# start of Data records

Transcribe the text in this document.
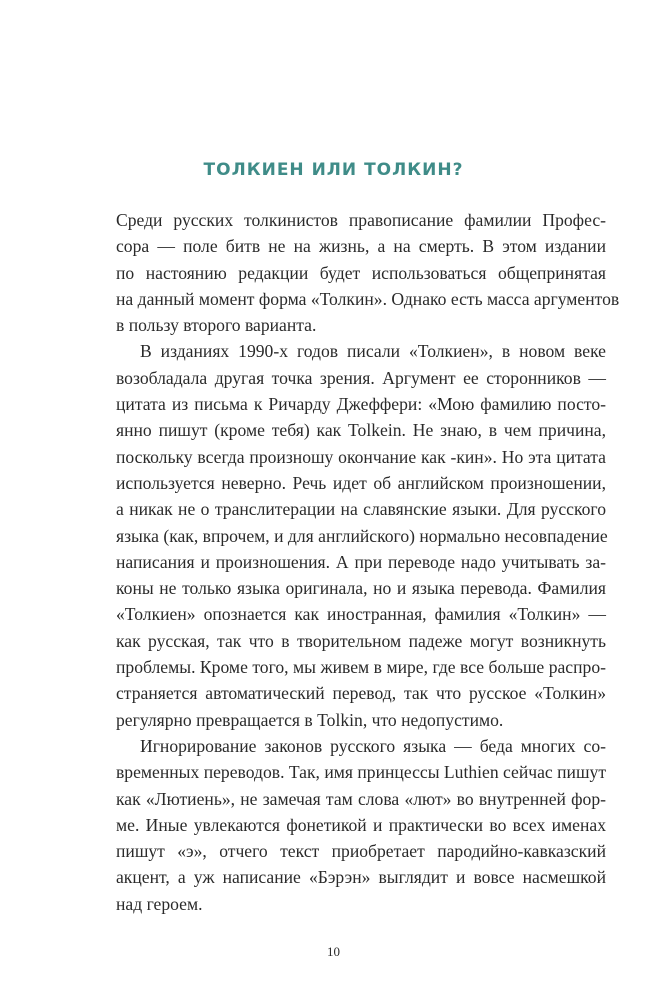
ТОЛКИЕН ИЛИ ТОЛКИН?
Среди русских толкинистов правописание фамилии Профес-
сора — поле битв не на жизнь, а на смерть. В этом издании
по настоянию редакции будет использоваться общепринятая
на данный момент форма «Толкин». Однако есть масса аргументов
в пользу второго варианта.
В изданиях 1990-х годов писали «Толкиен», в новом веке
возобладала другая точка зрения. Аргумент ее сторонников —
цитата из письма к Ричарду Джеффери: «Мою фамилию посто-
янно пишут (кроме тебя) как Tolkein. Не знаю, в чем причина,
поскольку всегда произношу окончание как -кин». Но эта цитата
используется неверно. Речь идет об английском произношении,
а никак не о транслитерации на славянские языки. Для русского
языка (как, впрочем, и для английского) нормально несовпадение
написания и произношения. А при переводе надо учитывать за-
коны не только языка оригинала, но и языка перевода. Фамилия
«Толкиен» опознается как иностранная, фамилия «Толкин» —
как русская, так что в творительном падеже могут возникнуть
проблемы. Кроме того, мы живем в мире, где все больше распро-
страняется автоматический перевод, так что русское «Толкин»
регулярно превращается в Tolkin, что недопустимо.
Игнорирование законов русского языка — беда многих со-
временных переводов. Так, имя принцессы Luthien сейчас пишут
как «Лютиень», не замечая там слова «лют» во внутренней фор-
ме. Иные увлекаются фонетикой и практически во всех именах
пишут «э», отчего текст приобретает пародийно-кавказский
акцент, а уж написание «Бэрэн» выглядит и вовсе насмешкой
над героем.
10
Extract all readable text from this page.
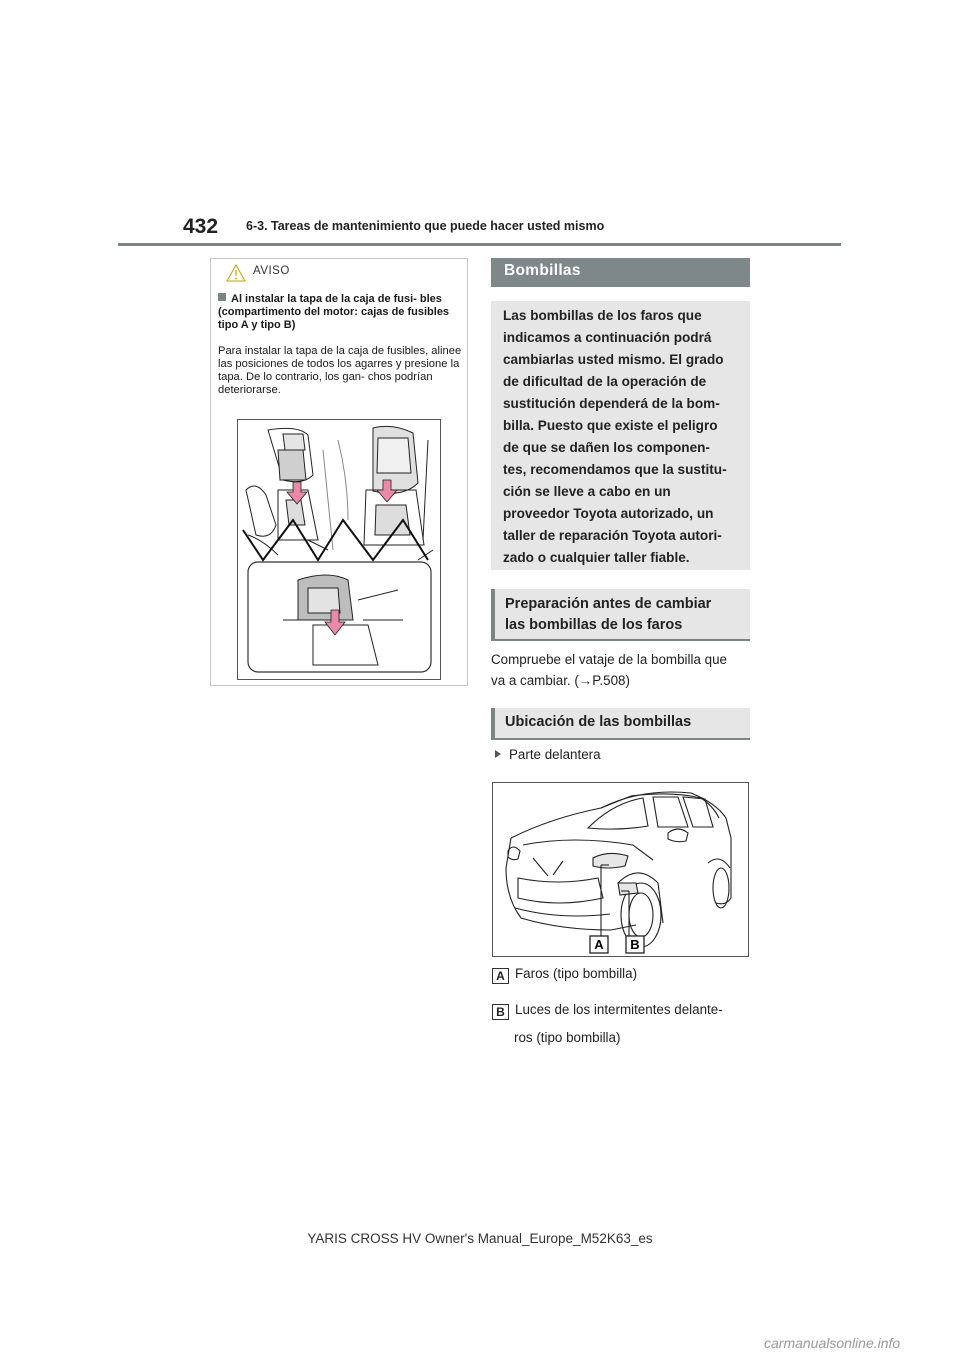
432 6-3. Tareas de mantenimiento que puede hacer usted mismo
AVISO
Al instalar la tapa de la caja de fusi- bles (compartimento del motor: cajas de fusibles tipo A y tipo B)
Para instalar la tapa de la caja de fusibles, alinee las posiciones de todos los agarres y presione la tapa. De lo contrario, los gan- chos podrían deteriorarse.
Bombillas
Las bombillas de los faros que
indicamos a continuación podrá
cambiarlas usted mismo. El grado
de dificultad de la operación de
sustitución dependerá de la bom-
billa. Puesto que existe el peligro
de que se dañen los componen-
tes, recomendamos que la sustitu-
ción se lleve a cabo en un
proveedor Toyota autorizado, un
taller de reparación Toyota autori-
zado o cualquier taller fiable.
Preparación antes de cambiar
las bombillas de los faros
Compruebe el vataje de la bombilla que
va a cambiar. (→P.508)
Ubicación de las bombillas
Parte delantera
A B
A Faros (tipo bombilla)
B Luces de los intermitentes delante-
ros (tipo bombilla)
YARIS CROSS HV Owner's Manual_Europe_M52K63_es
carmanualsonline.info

# end of Data records

_What you need to do:_ State how many lines of the listing hold the string "русского"; reply with the number and nothing else.

_The result:_ 2